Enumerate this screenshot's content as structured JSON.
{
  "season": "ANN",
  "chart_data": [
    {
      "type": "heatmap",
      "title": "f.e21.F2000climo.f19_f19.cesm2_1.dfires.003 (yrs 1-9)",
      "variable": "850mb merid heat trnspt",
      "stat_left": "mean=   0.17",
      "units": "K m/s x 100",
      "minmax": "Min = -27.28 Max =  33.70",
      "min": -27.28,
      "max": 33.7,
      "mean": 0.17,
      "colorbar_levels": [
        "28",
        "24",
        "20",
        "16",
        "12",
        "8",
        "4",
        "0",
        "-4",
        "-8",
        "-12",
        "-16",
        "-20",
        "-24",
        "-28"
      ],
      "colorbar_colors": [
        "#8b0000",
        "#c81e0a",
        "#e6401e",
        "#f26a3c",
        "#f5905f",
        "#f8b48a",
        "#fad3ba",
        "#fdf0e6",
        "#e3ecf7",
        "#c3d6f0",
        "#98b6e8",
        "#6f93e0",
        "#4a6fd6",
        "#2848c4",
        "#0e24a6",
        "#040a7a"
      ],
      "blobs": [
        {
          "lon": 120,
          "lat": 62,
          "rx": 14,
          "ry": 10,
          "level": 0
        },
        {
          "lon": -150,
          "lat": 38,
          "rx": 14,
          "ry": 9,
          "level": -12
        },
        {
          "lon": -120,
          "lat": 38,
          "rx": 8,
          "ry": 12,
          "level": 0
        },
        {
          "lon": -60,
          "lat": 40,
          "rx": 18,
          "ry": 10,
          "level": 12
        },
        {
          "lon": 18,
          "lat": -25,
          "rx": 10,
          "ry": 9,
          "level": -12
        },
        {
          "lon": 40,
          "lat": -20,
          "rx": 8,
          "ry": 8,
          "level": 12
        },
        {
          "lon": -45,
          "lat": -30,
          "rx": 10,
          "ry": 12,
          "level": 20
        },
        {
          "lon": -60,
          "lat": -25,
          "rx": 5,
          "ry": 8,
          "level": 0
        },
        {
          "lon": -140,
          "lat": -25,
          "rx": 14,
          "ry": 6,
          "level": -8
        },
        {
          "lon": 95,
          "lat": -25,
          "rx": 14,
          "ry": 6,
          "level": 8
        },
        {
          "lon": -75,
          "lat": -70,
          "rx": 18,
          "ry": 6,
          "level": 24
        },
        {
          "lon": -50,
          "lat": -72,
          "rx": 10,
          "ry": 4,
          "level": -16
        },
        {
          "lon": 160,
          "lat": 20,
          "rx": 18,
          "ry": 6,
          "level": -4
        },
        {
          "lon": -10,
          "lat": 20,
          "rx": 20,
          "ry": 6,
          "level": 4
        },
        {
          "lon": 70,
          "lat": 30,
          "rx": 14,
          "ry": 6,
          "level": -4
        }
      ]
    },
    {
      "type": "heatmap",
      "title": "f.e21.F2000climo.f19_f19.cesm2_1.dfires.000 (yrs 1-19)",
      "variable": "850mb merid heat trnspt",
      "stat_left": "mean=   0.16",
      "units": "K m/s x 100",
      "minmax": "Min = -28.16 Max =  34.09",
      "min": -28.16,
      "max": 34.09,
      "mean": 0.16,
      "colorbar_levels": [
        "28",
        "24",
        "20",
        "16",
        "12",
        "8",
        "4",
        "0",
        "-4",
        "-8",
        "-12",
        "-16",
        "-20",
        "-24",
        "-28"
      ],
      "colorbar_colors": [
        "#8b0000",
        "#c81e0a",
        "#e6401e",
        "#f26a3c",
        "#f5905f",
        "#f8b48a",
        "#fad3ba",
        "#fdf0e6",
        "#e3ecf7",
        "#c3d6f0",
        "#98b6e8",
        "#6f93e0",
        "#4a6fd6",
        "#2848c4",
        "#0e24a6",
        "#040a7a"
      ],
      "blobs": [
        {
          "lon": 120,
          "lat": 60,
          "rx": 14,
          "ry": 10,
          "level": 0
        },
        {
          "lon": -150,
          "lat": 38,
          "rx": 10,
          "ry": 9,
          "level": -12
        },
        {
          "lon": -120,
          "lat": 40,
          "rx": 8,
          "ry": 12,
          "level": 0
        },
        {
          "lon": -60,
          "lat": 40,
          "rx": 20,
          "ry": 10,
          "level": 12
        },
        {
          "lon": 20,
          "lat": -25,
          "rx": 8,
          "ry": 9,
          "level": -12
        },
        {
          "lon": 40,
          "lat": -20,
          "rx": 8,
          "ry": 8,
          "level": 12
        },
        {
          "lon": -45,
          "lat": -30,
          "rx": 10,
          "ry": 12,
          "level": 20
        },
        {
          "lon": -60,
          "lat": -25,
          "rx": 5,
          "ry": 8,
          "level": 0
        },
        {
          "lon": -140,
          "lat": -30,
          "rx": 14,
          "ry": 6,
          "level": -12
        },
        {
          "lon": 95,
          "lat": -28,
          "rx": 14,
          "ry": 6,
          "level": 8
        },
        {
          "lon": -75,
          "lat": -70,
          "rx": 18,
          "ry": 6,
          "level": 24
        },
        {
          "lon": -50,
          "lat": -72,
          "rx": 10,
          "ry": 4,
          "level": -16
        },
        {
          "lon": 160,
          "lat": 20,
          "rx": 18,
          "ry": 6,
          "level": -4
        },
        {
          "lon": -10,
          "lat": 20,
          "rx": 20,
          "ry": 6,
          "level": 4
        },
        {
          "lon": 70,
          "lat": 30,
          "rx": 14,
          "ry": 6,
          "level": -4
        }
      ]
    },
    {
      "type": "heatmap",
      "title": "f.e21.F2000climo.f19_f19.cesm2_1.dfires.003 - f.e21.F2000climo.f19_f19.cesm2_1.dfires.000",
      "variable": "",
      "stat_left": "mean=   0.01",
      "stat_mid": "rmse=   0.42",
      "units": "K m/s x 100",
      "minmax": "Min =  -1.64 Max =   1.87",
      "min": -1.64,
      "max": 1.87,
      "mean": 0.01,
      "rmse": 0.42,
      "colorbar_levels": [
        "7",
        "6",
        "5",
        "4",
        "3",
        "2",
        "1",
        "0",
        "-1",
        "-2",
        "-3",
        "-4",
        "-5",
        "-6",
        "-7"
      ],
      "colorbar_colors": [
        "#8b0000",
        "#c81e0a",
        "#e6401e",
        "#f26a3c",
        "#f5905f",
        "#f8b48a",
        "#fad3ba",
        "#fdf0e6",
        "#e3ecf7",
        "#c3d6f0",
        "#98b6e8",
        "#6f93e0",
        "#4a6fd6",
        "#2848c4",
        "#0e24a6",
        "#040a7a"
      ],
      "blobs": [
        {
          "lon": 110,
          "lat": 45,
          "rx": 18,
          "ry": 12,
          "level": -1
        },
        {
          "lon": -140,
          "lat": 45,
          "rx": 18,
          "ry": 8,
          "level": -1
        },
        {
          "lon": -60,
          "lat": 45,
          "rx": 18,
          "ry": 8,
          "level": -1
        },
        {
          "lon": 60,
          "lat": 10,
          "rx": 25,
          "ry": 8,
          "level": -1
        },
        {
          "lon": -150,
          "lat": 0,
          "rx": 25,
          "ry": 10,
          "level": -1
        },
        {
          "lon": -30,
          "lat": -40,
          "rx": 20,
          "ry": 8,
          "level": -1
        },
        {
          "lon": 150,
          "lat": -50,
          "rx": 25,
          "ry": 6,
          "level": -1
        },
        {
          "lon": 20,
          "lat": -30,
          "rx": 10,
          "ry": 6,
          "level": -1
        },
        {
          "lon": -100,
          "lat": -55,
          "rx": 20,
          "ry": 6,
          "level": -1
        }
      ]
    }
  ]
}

* _Task goal_
Report only the number of lines in the records that include the word "dfires".

* _Full output_
3